DATASET =>
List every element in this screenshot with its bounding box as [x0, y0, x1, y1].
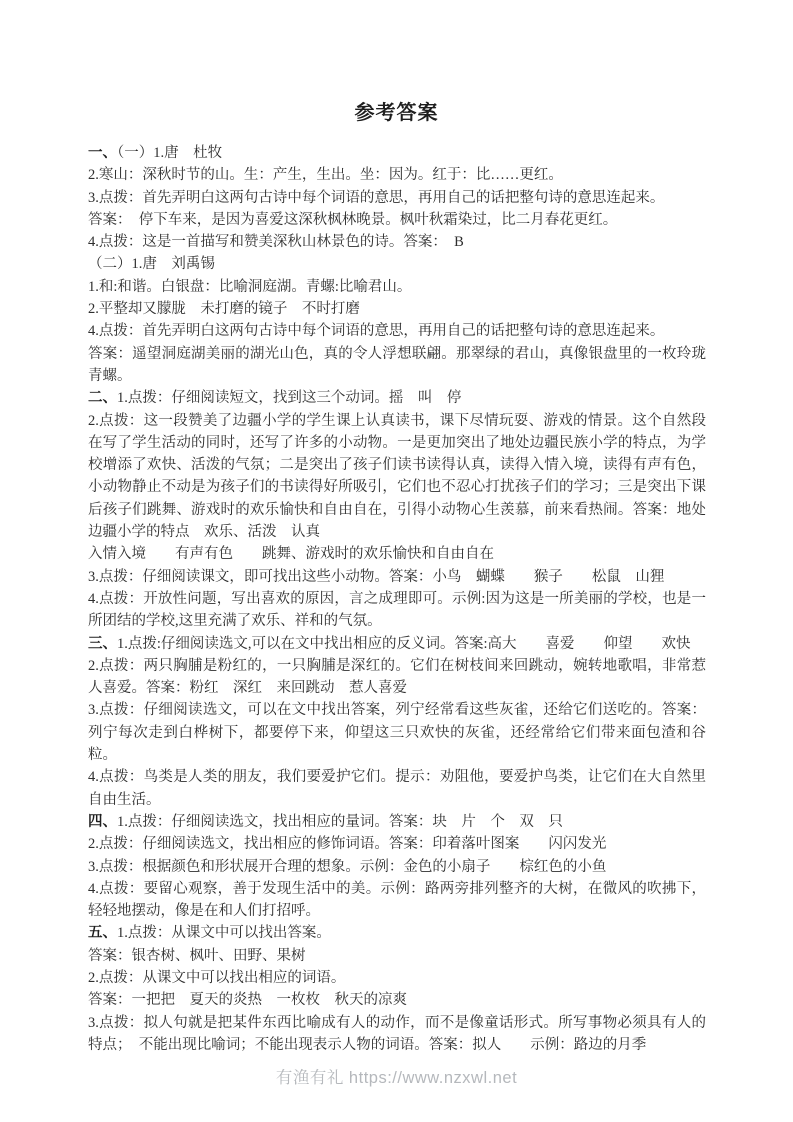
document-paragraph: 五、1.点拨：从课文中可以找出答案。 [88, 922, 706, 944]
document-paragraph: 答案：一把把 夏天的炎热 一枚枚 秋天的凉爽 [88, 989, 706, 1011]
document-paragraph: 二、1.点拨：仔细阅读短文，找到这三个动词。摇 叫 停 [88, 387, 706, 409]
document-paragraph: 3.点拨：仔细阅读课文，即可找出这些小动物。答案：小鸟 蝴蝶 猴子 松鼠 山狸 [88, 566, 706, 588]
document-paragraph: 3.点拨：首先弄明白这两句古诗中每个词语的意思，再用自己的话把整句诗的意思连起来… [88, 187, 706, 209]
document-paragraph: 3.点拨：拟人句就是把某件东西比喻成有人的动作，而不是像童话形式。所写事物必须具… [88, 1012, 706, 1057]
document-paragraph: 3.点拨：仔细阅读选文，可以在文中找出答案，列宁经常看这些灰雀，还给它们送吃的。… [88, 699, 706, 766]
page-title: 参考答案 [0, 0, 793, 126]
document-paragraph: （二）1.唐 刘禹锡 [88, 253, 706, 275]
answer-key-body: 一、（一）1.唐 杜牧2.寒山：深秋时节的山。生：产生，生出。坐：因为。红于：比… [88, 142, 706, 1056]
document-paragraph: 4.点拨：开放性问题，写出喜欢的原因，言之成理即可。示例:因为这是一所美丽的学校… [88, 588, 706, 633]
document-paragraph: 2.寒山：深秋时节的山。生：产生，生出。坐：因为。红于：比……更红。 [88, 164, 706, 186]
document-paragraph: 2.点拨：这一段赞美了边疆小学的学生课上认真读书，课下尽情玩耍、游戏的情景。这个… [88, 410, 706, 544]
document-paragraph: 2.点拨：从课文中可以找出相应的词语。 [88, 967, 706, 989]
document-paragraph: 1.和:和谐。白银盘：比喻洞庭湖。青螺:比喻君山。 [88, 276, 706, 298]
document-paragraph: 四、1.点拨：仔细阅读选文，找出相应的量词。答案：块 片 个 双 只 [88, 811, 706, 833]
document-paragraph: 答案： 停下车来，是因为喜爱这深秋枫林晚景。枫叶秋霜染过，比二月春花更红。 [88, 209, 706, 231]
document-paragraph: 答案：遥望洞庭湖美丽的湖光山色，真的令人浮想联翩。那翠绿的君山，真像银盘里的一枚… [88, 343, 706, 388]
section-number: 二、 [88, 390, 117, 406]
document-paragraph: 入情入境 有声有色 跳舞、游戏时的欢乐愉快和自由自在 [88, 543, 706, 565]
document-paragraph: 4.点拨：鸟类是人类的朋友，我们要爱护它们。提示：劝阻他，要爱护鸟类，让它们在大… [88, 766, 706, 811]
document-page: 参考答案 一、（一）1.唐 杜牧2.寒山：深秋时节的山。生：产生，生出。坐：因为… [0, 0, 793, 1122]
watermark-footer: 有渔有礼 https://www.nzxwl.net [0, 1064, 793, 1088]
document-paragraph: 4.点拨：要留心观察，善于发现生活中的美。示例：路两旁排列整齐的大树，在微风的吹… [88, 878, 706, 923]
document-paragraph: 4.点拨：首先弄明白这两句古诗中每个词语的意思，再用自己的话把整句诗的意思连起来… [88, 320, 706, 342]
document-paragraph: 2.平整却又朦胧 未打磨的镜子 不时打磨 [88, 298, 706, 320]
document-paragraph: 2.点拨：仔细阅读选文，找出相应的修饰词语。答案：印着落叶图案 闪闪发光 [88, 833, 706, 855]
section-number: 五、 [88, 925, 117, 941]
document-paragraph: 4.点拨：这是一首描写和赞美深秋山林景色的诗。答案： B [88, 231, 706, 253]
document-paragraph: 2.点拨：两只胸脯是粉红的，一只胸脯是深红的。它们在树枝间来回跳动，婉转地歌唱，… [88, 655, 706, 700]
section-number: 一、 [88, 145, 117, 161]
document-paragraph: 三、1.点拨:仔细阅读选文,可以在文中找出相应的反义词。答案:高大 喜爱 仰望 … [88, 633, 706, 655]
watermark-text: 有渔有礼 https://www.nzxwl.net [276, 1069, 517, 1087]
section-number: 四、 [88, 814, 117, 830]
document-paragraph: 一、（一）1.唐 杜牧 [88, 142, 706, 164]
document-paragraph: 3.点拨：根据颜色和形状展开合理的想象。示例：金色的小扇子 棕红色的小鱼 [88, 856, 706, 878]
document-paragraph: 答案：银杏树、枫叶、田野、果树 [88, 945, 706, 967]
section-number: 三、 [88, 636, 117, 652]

---

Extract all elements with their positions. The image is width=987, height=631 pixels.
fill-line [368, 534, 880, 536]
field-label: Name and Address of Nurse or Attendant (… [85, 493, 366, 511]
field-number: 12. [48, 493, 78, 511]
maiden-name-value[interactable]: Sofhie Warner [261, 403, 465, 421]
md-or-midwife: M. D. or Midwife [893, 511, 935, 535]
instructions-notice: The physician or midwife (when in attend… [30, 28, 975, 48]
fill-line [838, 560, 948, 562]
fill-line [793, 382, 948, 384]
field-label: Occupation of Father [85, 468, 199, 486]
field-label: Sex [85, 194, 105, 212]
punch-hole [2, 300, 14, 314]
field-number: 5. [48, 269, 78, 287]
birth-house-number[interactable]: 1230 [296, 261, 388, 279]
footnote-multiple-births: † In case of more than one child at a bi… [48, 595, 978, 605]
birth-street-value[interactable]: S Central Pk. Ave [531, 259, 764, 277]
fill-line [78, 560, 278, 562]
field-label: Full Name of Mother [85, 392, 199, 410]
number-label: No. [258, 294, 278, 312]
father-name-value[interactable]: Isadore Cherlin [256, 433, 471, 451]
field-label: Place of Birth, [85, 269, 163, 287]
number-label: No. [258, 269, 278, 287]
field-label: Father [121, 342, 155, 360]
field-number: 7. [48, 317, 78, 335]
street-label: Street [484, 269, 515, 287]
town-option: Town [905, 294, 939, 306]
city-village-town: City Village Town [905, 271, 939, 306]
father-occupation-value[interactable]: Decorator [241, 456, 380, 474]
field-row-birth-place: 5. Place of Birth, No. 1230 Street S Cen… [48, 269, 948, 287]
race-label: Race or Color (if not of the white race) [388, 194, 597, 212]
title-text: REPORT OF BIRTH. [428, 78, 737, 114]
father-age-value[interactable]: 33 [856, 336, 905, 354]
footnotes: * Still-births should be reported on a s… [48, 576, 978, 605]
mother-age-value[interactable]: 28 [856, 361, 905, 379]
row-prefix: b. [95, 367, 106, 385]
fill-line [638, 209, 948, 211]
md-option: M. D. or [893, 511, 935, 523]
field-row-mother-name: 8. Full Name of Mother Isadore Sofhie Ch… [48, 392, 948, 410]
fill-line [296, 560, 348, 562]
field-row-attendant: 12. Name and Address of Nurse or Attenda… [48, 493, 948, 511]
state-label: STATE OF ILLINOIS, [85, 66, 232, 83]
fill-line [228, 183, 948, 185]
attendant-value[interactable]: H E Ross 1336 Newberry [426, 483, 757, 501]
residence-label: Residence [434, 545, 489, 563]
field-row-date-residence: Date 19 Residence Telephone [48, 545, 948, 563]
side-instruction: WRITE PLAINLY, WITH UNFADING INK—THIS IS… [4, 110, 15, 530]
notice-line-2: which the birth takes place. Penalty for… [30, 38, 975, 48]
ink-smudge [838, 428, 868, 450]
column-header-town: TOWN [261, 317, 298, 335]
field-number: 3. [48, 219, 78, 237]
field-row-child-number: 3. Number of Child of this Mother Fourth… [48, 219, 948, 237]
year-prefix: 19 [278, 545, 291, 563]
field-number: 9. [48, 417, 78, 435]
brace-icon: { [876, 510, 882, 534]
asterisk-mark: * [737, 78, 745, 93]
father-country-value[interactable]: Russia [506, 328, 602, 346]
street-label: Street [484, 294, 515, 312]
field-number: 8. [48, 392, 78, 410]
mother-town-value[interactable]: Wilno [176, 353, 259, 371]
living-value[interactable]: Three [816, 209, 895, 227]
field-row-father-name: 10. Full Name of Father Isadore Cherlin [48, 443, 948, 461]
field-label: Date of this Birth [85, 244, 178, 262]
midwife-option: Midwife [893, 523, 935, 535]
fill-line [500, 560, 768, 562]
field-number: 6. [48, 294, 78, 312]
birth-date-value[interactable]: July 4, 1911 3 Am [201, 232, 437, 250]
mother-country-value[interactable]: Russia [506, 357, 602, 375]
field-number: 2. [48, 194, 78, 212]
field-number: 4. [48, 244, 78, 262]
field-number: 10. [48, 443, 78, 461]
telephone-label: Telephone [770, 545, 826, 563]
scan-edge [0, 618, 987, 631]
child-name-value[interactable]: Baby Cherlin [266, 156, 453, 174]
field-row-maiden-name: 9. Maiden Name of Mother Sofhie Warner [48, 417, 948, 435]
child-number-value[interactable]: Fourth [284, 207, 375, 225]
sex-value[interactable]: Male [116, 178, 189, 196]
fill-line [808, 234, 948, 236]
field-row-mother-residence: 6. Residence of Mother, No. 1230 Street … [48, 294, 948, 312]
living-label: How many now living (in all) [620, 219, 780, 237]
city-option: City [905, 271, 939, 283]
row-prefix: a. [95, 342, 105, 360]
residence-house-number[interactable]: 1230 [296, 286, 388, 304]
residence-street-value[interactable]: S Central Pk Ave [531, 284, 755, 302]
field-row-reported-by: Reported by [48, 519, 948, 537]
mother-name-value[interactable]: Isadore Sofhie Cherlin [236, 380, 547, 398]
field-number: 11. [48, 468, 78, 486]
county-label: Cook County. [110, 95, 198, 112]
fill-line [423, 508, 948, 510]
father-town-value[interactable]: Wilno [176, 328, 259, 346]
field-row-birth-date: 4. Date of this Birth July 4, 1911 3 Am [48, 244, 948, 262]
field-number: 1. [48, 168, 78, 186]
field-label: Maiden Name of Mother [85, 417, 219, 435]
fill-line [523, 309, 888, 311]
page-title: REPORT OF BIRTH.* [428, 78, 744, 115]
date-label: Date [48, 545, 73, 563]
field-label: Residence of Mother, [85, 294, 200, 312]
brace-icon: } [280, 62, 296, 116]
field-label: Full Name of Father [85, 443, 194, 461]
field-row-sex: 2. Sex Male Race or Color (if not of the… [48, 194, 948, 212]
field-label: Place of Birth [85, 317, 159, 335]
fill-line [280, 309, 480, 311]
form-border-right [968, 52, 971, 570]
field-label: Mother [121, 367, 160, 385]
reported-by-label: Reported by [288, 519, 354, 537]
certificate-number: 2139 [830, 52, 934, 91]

==

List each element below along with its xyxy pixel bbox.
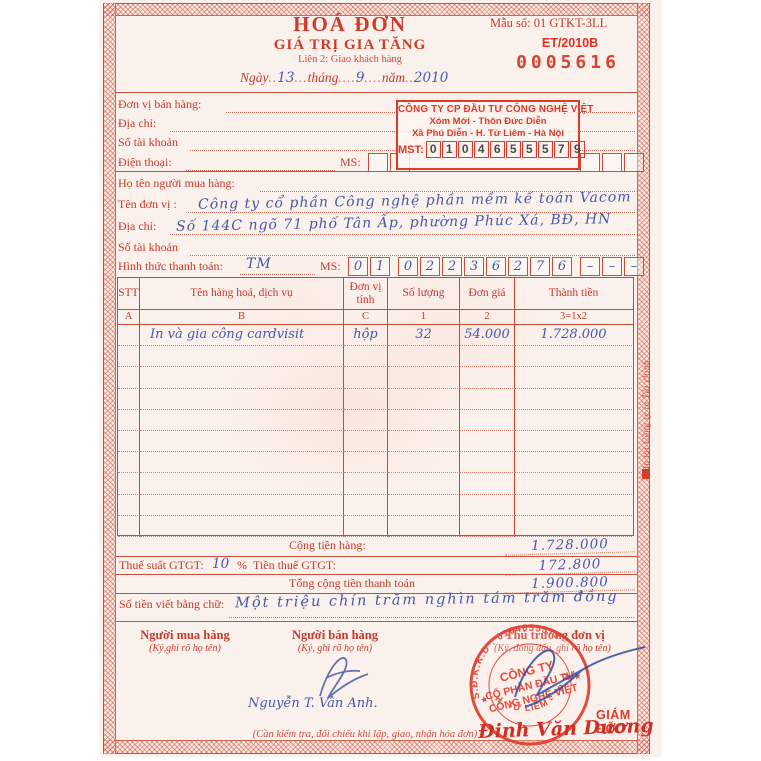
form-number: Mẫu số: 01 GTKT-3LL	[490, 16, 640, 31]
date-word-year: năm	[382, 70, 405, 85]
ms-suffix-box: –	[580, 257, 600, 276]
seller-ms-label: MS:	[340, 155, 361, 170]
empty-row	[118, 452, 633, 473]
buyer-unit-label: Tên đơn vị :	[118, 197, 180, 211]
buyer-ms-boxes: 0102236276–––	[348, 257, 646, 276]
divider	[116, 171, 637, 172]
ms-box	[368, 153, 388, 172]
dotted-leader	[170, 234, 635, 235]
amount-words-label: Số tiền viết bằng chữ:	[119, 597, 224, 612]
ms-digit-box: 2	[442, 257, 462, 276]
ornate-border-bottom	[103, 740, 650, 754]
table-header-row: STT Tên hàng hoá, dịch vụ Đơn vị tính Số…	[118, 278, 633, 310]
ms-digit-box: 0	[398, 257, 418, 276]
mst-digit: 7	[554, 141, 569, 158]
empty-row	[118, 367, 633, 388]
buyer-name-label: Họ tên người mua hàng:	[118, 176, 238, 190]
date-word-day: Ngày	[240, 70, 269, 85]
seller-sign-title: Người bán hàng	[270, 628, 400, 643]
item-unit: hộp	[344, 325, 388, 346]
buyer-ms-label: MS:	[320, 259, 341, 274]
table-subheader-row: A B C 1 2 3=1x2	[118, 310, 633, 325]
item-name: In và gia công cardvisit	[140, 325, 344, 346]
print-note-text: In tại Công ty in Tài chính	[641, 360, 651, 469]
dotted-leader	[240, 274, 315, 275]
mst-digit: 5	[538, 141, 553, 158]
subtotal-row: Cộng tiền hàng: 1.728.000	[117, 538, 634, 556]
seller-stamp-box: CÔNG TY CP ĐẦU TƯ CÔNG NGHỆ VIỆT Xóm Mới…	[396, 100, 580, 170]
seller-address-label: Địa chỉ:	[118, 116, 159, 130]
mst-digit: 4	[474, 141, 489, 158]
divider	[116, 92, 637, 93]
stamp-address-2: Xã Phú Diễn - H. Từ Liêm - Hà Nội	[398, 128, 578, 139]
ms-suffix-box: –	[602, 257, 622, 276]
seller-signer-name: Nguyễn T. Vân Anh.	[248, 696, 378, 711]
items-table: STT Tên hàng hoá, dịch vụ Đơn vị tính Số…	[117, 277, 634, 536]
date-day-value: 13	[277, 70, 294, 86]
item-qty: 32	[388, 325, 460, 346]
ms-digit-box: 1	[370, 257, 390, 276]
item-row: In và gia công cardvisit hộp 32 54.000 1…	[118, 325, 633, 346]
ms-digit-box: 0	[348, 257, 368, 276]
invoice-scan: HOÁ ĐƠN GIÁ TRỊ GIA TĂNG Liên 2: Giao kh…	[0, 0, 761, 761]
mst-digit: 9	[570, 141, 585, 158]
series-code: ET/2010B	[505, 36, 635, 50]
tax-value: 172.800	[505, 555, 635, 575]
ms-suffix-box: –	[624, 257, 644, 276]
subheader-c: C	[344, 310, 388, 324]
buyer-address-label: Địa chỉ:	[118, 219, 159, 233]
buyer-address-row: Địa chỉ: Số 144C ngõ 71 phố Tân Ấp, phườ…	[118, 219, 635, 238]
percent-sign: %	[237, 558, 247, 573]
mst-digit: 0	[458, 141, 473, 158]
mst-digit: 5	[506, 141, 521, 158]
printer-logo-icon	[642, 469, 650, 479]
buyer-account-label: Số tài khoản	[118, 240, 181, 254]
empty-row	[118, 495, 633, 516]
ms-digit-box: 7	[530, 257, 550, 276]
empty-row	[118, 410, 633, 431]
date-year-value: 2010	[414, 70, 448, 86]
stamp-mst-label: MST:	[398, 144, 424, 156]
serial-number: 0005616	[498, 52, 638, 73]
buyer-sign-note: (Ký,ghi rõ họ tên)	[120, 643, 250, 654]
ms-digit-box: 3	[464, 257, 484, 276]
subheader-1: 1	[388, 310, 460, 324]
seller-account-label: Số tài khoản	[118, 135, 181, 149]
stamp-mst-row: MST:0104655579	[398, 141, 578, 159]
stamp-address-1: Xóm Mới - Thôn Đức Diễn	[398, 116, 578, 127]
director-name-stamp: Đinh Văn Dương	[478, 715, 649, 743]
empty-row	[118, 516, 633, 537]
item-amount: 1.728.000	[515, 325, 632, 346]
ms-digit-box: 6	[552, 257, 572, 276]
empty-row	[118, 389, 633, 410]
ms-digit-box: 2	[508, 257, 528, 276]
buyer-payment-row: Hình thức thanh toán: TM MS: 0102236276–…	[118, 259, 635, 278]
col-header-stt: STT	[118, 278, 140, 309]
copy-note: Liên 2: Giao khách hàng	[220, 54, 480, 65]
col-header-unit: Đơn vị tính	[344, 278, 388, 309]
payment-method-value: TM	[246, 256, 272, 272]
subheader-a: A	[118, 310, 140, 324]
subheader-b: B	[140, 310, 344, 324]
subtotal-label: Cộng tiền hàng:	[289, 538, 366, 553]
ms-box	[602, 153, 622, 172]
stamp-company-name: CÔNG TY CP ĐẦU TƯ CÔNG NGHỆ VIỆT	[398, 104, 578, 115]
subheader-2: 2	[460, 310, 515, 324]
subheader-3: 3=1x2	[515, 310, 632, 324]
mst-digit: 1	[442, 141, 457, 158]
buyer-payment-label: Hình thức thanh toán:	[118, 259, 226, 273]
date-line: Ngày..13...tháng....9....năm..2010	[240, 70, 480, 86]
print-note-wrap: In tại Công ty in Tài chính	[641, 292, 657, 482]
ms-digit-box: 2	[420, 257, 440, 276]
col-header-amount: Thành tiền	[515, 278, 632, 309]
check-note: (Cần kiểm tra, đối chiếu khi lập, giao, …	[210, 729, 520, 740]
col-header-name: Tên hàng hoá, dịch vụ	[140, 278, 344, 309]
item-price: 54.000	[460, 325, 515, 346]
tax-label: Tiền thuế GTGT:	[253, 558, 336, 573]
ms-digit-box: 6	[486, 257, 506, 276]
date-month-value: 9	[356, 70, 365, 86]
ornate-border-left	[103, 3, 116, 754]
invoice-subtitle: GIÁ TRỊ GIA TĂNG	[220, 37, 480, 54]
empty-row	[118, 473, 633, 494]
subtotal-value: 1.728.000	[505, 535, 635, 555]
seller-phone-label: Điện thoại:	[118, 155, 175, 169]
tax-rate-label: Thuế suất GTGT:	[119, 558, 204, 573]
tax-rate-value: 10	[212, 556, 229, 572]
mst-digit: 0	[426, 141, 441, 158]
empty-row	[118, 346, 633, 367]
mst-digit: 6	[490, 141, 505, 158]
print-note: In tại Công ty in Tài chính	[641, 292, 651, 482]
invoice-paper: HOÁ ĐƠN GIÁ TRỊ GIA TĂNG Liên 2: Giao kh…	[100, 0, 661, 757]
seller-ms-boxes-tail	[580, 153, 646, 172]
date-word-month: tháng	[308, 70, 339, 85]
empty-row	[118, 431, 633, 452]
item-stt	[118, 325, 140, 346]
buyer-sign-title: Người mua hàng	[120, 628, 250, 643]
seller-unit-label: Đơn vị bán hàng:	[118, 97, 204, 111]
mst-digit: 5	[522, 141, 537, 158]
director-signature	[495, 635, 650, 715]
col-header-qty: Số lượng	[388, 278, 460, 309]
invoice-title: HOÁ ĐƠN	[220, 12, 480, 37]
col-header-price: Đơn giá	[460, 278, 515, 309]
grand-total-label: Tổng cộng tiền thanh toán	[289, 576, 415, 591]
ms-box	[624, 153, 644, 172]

WHAT TO WORK ON => Return the rows from the line containing "Extract all elements" up to and including the line containing "field-label: Father [121, 342, 155, 360]", copying each one verbatim.

THE SOLUTION =>
Extract all elements with their positions. The image is width=987, height=631 pixels.
fill-line [368, 534, 880, 536]
field-label: Name and Address of Nurse or Attendant (… [85, 493, 366, 511]
field-number: 12. [48, 493, 78, 511]
maiden-name-value[interactable]: Sofhie Warner [261, 403, 465, 421]
md-or-midwife: M. D. or Midwife [893, 511, 935, 535]
instructions-notice: The physician or midwife (when in attend… [30, 28, 975, 48]
fill-line [838, 560, 948, 562]
fill-line [793, 382, 948, 384]
field-label: Occupation of Father [85, 468, 199, 486]
field-label: Sex [85, 194, 105, 212]
punch-hole [2, 300, 14, 314]
field-number: 5. [48, 269, 78, 287]
birth-house-number[interactable]: 1230 [296, 261, 388, 279]
footnote-multiple-births: † In case of more than one child at a bi… [48, 595, 978, 605]
birth-street-value[interactable]: S Central Pk. Ave [531, 259, 764, 277]
fill-line [78, 560, 278, 562]
field-label: Full Name of Mother [85, 392, 199, 410]
number-label: No. [258, 294, 278, 312]
father-name-value[interactable]: Isadore Cherlin [256, 433, 471, 451]
field-label: Place of Birth, [85, 269, 163, 287]
number-label: No. [258, 269, 278, 287]
field-label: Father [121, 342, 155, 360]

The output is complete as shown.